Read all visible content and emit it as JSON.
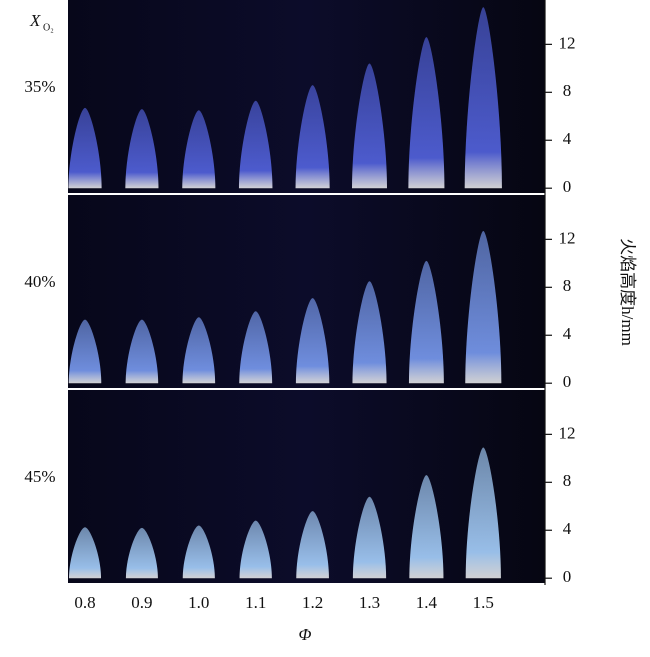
{
  "chart_data": {
    "type": "flame",
    "row_title": "X",
    "row_title_sub": "O₂",
    "xlabel": "Φ",
    "ylabel": "火焰高度h/mm",
    "categories": [
      "0.8",
      "0.9",
      "1.0",
      "1.1",
      "1.2",
      "1.3",
      "1.4",
      "1.5"
    ],
    "series": [
      {
        "name": "35%",
        "color": "#5464e0",
        "values": [
          6.7,
          6.6,
          6.5,
          7.3,
          8.6,
          10.4,
          12.6,
          15.1
        ]
      },
      {
        "name": "40%",
        "color": "#7a9cf2",
        "values": [
          5.3,
          5.3,
          5.5,
          6.0,
          7.1,
          8.5,
          10.2,
          12.7
        ]
      },
      {
        "name": "45%",
        "color": "#a8d2ff",
        "values": [
          4.25,
          4.2,
          4.4,
          4.8,
          5.6,
          6.8,
          8.6,
          10.9
        ]
      }
    ],
    "ylim": [
      -0.4,
      15.7
    ],
    "yticks": [
      0,
      4,
      8,
      12
    ]
  }
}
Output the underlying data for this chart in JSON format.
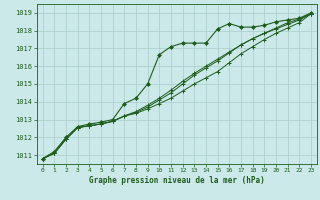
{
  "bg_color": "#cbe9e9",
  "plot_bg_color": "#cbe9e9",
  "grid_color": "#aacccc",
  "line_color": "#1e5c1e",
  "text_color": "#1e5c1e",
  "xlabel": "Graphe pression niveau de la mer (hPa)",
  "ylim": [
    1010.5,
    1019.5
  ],
  "xlim": [
    -0.5,
    23.5
  ],
  "yticks": [
    1011,
    1012,
    1013,
    1014,
    1015,
    1016,
    1017,
    1018,
    1019
  ],
  "xticks": [
    0,
    1,
    2,
    3,
    4,
    5,
    6,
    7,
    8,
    9,
    10,
    11,
    12,
    13,
    14,
    15,
    16,
    17,
    18,
    19,
    20,
    21,
    22,
    23
  ],
  "series1": [
    1010.8,
    1011.2,
    1012.0,
    1012.6,
    1012.75,
    1012.85,
    1013.0,
    1013.9,
    1014.2,
    1015.0,
    1016.65,
    1017.1,
    1017.3,
    1017.3,
    1017.3,
    1018.1,
    1018.4,
    1018.2,
    1018.2,
    1018.3,
    1018.5,
    1018.6,
    1018.7,
    1019.0
  ],
  "series2": [
    1010.8,
    1011.1,
    1011.9,
    1012.55,
    1012.65,
    1012.75,
    1012.9,
    1013.2,
    1013.35,
    1013.6,
    1013.9,
    1014.2,
    1014.6,
    1015.0,
    1015.35,
    1015.7,
    1016.2,
    1016.7,
    1017.1,
    1017.5,
    1017.85,
    1018.15,
    1018.45,
    1018.95
  ],
  "series3": [
    1010.8,
    1011.1,
    1011.9,
    1012.55,
    1012.65,
    1012.75,
    1012.9,
    1013.2,
    1013.4,
    1013.7,
    1014.1,
    1014.5,
    1015.0,
    1015.5,
    1015.9,
    1016.3,
    1016.75,
    1017.2,
    1017.55,
    1017.85,
    1018.1,
    1018.35,
    1018.6,
    1018.95
  ],
  "series4": [
    1010.8,
    1011.1,
    1011.9,
    1012.55,
    1012.65,
    1012.75,
    1012.9,
    1013.2,
    1013.45,
    1013.8,
    1014.2,
    1014.65,
    1015.15,
    1015.6,
    1016.0,
    1016.4,
    1016.8,
    1017.2,
    1017.55,
    1017.85,
    1018.15,
    1018.45,
    1018.65,
    1018.95
  ]
}
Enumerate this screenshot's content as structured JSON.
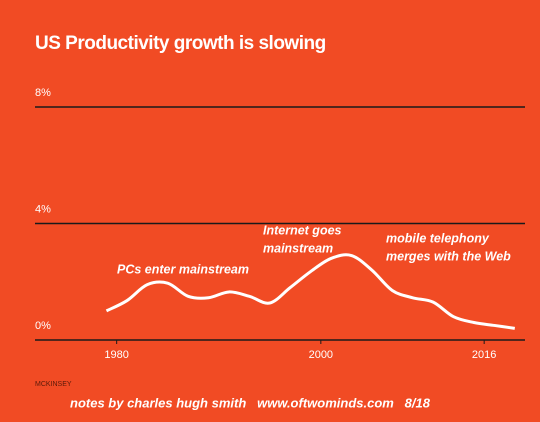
{
  "chart_data": {
    "type": "line",
    "title": "US Productivity growth is slowing",
    "x": [
      1979,
      1981,
      1983,
      1985,
      1987,
      1989,
      1991,
      1993,
      1995,
      1997,
      1999,
      2001,
      2003,
      2005,
      2007,
      2009,
      2011,
      2013,
      2015,
      2017,
      2019
    ],
    "series": [
      {
        "name": "US productivity growth",
        "color": "#ffffff",
        "values": [
          1.0,
          1.35,
          1.9,
          1.95,
          1.5,
          1.45,
          1.65,
          1.5,
          1.27,
          1.8,
          2.35,
          2.8,
          2.9,
          2.4,
          1.7,
          1.45,
          1.3,
          0.8,
          0.6,
          0.5,
          0.4
        ]
      }
    ],
    "xlim": [
      1972,
      2020
    ],
    "xticks": [
      1980,
      2000,
      2016
    ],
    "ylim": [
      0,
      8
    ],
    "yticks": [
      {
        "value": 0,
        "label": "0%"
      },
      {
        "value": 4,
        "label": "4%"
      },
      {
        "value": 8,
        "label": "8%"
      }
    ],
    "grid": true,
    "annotations": [
      "PCs enter mainstream",
      "Internet goes",
      "mainstream",
      "mobile telephony",
      "merges with the Web"
    ],
    "source": "MCKINSEY",
    "footer": "notes by charles hugh smith   www.oftwominds.com   8/18"
  }
}
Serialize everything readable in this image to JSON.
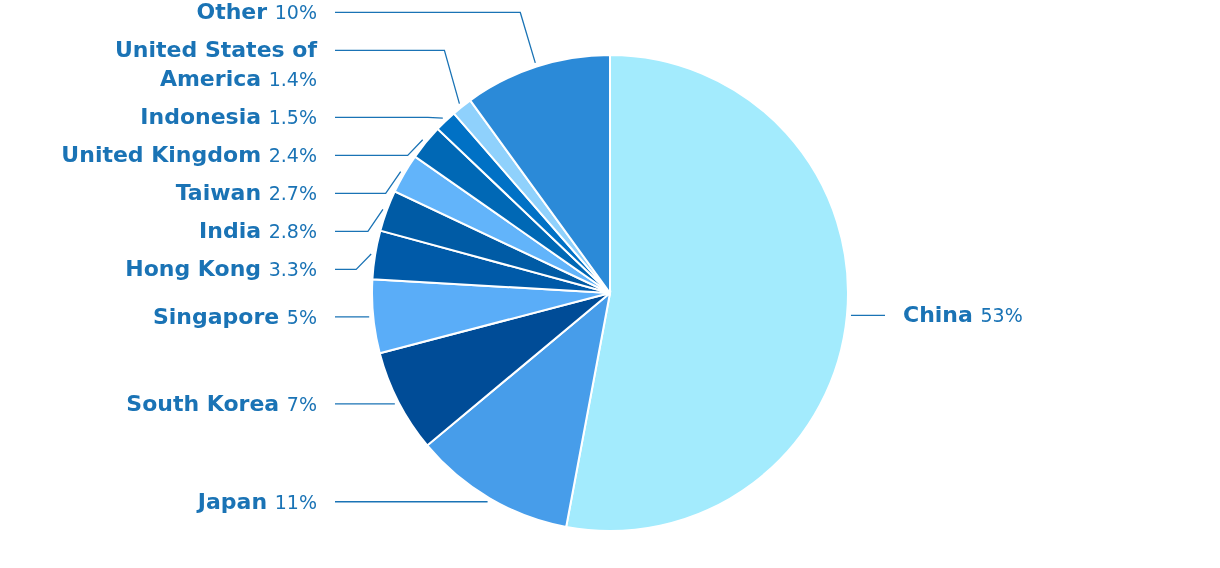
{
  "chart_data": {
    "type": "pie",
    "categories": [
      "China",
      "Japan",
      "South Korea",
      "Singapore",
      "Hong Kong",
      "India",
      "Taiwan",
      "United Kingdom",
      "Indonesia",
      "United States of America",
      "Other"
    ],
    "values": [
      53,
      11,
      7,
      5,
      3.3,
      2.8,
      2.7,
      2.4,
      1.5,
      1.4,
      10
    ],
    "colors": [
      "#a3ebfd",
      "#479dea",
      "#004c97",
      "#5aadf8",
      "#005aa8",
      "#005ba5",
      "#62b4fa",
      "#0068b5",
      "#0071c5",
      "#8fd1fc",
      "#2b8ad8"
    ],
    "value_labels": [
      "53%",
      "11%",
      "7%",
      "5%",
      "3.3%",
      "2.8%",
      "2.7%",
      "2.4%",
      "1.5%",
      "1.4%",
      "10%"
    ]
  }
}
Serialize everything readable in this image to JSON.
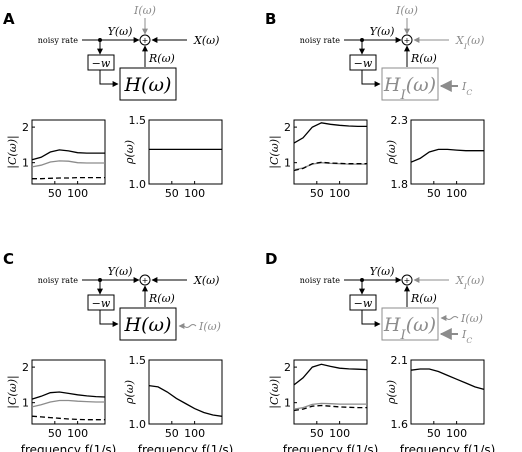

TO DO =>
Write out the material above again, word for word, minus its pictures.

EXPECTED ANSWER =>
Read all visible content and emit it as JSON.
{
  "chart_data": {
    "type": "flame",
    "row_title": "X",
    "row_title_sub": "O₂",
    "xlabel": "Φ",
    "ylabel": "火焰高度h/mm",
    "categories": [
      "0.8",
      "0.9",
      "1.0",
      "1.1",
      "1.2",
      "1.3",
      "1.4",
      "1.5"
    ],
    "series": [
      {
        "name": "35%",
        "color": "#5464e0",
        "values": [
          6.7,
          6.6,
          6.5,
          7.3,
          8.6,
          10.4,
          12.6,
          15.1
        ]
      },
      {
        "name": "40%",
        "color": "#7a9cf2",
        "values": [
          5.3,
          5.3,
          5.5,
          6.0,
          7.1,
          8.5,
          10.2,
          12.7
        ]
      },
      {
        "name": "45%",
        "color": "#a8d2ff",
        "values": [
          4.25,
          4.2,
          4.4,
          4.8,
          5.6,
          6.8,
          8.6,
          10.9
        ]
      }
    ],
    "ylim": [
      -0.4,
      15.7
    ],
    "yticks": [
      0,
      4,
      8,
      12
    ]
  }
}
Output the underlying data for this chart in JSON format.
{
  "bg_color": "#cbe9e9",
  "plot_bg_color": "#cbe9e9",
  "grid_color": "#aacccc",
  "line_color": "#1e5c1e",
  "text_color": "#1e5c1e",
  "xlabel": "Graphe pression niveau de la mer (hPa)",
  "ylim": [
    1010.5,
    1019.5
  ],
  "xlim": [
    -0.5,
    23.5
  ],
  "yticks": [
    1011,
    1012,
    1013,
    1014,
    1015,
    1016,
    1017,
    1018,
    1019
  ],
  "xticks": [
    0,
    1,
    2,
    3,
    4,
    5,
    6,
    7,
    8,
    9,
    10,
    11,
    12,
    13,
    14,
    15,
    16,
    17,
    18,
    19,
    20,
    21,
    22,
    23
  ],
  "series1": [
    1010.8,
    1011.2,
    1012.0,
    1012.6,
    1012.75,
    1012.85,
    1013.0,
    1013.9,
    1014.2,
    1015.0,
    1016.65,
    1017.1,
    1017.3,
    1017.3,
    1017.3,
    1018.1,
    1018.4,
    1018.2,
    1018.2,
    1018.3,
    1018.5,
    1018.6,
    1018.7,
    1019.0
  ],
  "series2": [
    1010.8,
    1011.1,
    1011.9,
    1012.55,
    1012.65,
    1012.75,
    1012.9,
    1013.2,
    1013.35,
    1013.6,
    1013.9,
    1014.2,
    1014.6,
    1015.0,
    1015.35,
    1015.7,
    1016.2,
    1016.7,
    1017.1,
    1017.5,
    1017.85,
    1018.15,
    1018.45,
    1018.95
  ],
  "series3": [
    1010.8,
    1011.1,
    1011.9,
    1012.55,
    1012.65,
    1012.75,
    1012.9,
    1013.2,
    1013.4,
    1013.7,
    1014.1,
    1014.5,
    1015.0,
    1015.5,
    1015.9,
    1016.3,
    1016.75,
    1017.2,
    1017.55,
    1017.85,
    1018.1,
    1018.35,
    1018.6,
    1018.95
  ],
  "series4": [
    1010.8,
    1011.1,
    1011.9,
    1012.55,
    1012.65,
    1012.75,
    1012.9,
    1013.2,
    1013.45,
    1013.8,
    1014.2,
    1014.65,
    1015.15,
    1015.6,
    1016.0,
    1016.4,
    1016.8,
    1017.2,
    1017.55,
    1017.85,
    1018.15,
    1018.45,
    1018.65,
    1018.95
  ]
}
Enumerate this screenshot's content as structured JSON.
{
  "chart_data": {
    "type": "line",
    "title": "US Productivity growth is slowing",
    "x": [
      1979,
      1981,
      1983,
      1985,
      1987,
      1989,
      1991,
      1993,
      1995,
      1997,
      1999,
      2001,
      2003,
      2005,
      2007,
      2009,
      2011,
      2013,
      2015,
      2017,
      2019
    ],
    "series": [
      {
        "name": "US productivity growth",
        "color": "#ffffff",
        "values": [
          1.0,
          1.35,
          1.9,
          1.95,
          1.5,
          1.45,
          1.65,
          1.5,
          1.27,
          1.8,
          2.35,
          2.8,
          2.9,
          2.4,
          1.7,
          1.45,
          1.3,
          0.8,
          0.6,
          0.5,
          0.4
        ]
      }
    ],
    "xlim": [
      1972,
      2020
    ],
    "xticks": [
      1980,
      2000,
      2016
    ],
    "ylim": [
      0,
      8
    ],
    "yticks": [
      {
        "value": 0,
        "label": "0%"
      },
      {
        "value": 4,
        "label": "4%"
      },
      {
        "value": 8,
        "label": "8%"
      }
    ],
    "grid": true,
    "annotations": [
      "PCs enter mainstream",
      "Internet goes",
      "mainstream",
      "mobile telephony",
      "merges with the Web"
    ],
    "source": "MCKINSEY",
    "footer": "notes by charles hugh smith   www.oftwominds.com   8/18"
  }
}
Serialize everything readable in this image to JSON.
{
  "chart_data": {
    "type": "pie",
    "categories": [
      "China",
      "Japan",
      "South Korea",
      "Singapore",
      "Hong Kong",
      "India",
      "Taiwan",
      "United Kingdom",
      "Indonesia",
      "United States of America",
      "Other"
    ],
    "values": [
      53,
      11,
      7,
      5,
      3.3,
      2.8,
      2.7,
      2.4,
      1.5,
      1.4,
      10
    ],
    "colors": [
      "#a3ebfd",
      "#479dea",
      "#004c97",
      "#5aadf8",
      "#005aa8",
      "#005ba5",
      "#62b4fa",
      "#0068b5",
      "#0071c5",
      "#8fd1fc",
      "#2b8ad8"
    ],
    "value_labels": [
      "53%",
      "11%",
      "7%",
      "5%",
      "3.3%",
      "2.8%",
      "2.7%",
      "2.4%",
      "1.5%",
      "1.4%",
      "10%"
    ]
  }
}
Serialize everything readable in this image to JSON.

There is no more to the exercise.